Requirements: From the entries below, copy every line that holds the word "area".
__________________________________________________
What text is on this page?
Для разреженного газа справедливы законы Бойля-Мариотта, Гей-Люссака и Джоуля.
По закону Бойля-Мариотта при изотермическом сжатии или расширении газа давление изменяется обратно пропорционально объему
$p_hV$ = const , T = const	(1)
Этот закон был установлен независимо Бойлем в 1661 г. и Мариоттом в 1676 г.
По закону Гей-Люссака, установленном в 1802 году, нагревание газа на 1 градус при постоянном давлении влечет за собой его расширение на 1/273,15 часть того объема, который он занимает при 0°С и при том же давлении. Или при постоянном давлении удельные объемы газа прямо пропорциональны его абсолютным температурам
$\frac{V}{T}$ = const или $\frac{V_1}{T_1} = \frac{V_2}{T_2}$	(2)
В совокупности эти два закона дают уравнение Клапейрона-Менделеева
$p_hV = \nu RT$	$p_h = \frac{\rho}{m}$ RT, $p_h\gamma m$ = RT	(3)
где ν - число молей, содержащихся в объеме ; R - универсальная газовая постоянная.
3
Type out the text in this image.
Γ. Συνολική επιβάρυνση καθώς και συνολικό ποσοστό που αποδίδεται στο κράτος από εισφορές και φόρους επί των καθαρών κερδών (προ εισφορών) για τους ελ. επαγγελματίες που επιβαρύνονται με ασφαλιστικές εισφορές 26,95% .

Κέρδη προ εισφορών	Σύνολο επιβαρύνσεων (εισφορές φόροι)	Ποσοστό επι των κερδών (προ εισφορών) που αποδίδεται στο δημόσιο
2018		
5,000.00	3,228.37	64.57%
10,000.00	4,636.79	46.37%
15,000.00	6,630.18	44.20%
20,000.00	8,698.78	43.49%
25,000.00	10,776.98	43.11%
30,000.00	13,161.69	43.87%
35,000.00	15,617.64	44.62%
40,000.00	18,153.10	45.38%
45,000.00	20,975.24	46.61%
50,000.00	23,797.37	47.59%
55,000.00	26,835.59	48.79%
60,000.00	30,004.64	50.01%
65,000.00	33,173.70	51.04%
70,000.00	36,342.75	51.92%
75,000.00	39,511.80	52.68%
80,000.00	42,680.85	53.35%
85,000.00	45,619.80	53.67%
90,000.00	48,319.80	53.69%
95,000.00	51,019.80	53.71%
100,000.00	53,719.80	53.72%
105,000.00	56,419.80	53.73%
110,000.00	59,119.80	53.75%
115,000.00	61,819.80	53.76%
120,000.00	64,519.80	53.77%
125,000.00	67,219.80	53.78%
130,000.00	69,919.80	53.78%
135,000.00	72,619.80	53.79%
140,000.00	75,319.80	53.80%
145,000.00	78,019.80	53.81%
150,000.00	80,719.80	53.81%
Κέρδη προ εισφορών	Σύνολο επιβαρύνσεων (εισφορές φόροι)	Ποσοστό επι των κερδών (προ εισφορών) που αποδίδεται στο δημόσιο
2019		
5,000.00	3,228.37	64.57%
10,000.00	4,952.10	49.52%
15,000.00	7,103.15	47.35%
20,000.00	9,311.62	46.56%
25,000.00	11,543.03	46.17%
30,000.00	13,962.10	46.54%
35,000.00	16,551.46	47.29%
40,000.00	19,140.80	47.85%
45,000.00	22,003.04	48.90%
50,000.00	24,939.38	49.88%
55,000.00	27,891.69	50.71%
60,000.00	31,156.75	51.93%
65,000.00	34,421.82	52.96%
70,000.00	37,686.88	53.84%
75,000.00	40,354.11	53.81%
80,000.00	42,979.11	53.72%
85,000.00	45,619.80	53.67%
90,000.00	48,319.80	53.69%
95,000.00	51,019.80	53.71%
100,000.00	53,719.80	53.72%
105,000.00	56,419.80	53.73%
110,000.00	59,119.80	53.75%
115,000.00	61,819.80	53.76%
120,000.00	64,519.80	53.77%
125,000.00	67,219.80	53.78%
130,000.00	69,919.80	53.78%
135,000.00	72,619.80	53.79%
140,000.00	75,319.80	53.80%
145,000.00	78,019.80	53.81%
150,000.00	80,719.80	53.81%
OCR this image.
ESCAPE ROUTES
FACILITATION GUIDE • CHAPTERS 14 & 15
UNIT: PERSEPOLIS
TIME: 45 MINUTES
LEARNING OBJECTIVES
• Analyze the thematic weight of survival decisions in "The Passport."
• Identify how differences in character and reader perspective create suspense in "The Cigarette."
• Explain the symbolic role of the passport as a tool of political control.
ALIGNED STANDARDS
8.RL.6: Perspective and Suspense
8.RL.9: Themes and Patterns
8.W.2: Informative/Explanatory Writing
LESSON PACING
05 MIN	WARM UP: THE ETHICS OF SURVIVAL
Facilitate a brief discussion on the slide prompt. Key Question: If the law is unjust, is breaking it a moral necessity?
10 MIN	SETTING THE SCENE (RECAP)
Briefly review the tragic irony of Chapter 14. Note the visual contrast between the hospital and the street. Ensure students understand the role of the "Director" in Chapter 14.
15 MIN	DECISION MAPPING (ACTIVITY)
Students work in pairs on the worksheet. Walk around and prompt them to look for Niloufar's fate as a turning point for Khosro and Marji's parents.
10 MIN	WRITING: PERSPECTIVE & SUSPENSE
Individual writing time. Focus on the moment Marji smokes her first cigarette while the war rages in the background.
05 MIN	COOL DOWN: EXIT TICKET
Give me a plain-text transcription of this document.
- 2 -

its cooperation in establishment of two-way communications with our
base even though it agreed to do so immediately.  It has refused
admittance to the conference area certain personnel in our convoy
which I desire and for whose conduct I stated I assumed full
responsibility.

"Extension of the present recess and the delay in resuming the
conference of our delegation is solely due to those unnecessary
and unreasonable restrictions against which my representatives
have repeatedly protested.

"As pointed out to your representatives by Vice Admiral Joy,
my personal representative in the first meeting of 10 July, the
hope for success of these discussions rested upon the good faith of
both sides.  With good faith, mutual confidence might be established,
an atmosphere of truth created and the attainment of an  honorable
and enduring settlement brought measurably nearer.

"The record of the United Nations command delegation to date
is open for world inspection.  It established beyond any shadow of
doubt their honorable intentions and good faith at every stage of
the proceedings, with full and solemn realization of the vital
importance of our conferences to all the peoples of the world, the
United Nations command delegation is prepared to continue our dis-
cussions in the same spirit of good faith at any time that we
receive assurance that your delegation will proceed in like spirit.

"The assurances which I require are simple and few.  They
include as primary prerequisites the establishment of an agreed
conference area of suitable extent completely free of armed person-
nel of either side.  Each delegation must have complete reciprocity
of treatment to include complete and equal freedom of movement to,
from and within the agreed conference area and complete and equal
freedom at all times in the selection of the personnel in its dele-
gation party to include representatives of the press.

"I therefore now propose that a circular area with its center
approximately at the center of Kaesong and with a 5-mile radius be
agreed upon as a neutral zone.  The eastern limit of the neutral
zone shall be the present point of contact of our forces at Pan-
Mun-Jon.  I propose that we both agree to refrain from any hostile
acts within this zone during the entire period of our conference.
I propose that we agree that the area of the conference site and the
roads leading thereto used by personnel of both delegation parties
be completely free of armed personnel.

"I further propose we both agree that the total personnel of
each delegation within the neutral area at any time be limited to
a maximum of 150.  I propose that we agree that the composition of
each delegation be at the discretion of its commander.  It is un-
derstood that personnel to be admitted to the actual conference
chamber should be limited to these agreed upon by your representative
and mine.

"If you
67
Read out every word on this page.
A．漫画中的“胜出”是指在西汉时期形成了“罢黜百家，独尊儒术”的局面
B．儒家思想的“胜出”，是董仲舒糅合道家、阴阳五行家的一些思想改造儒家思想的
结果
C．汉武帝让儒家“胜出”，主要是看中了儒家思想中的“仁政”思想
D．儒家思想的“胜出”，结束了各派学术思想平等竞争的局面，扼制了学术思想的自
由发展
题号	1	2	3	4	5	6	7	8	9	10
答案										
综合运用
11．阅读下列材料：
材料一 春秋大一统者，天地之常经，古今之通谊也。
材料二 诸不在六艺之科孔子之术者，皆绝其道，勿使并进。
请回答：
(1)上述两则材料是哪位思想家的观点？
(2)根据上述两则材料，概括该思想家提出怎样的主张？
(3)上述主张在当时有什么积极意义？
__________________________________________________
Task result:
admittance to the conference area certain personnel in our convoy
conference area of suitable extent completely free of armed person-
from and within the agreed conference area and complete and equal
"I therefore now propose that a circular area with its center
I propose that we agree that the area of the conference site and the
each delegation within the neutral area at any time be limited to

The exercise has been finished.